_Collected data entries_
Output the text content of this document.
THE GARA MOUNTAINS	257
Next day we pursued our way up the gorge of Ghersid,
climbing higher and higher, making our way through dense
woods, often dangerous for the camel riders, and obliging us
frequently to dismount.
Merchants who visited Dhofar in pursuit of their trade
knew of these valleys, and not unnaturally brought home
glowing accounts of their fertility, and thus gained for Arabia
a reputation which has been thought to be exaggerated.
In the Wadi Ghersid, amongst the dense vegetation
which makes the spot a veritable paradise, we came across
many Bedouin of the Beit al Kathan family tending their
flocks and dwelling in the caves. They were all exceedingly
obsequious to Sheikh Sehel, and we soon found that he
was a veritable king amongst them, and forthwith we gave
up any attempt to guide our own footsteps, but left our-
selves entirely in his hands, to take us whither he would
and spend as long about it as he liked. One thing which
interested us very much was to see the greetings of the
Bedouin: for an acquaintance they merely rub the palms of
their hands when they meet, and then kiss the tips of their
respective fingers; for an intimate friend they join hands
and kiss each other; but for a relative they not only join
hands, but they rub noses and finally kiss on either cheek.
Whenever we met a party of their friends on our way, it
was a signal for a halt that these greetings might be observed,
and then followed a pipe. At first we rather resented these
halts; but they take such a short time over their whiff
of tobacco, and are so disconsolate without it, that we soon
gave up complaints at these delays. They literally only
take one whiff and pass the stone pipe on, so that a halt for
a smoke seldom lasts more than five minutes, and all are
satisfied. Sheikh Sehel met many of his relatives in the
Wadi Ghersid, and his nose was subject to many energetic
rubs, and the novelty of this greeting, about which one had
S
* * *
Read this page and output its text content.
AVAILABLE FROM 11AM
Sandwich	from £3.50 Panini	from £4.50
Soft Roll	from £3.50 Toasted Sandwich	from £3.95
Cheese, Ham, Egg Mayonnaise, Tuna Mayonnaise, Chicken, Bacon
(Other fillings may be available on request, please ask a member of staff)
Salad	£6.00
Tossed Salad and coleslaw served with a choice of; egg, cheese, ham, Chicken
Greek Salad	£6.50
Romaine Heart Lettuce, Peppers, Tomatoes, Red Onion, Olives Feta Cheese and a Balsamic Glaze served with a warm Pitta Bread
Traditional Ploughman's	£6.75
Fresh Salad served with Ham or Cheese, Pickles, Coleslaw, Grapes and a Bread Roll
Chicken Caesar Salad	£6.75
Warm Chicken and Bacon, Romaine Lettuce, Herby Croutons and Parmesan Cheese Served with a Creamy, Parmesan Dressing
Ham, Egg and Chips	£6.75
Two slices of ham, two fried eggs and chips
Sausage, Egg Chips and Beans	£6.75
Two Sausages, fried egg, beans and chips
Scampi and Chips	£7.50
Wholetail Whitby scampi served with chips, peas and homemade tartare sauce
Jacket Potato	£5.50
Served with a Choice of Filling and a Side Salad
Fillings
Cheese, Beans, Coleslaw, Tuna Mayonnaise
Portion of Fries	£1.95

_WHAT YOU ARE ASKED TO DO_
Show every line from the entries above in which the word "Bacon" appears.

_ANSWER TO THE PROBLEM_
Cheese, Ham, Egg Mayonnaise, Tuna Mayonnaise, Chicken, Bacon
Warm Chicken and Bacon, Romaine Lettuce, Herby Croutons and Parmesan Cheese Served with a Creamy, Parmesan Dressing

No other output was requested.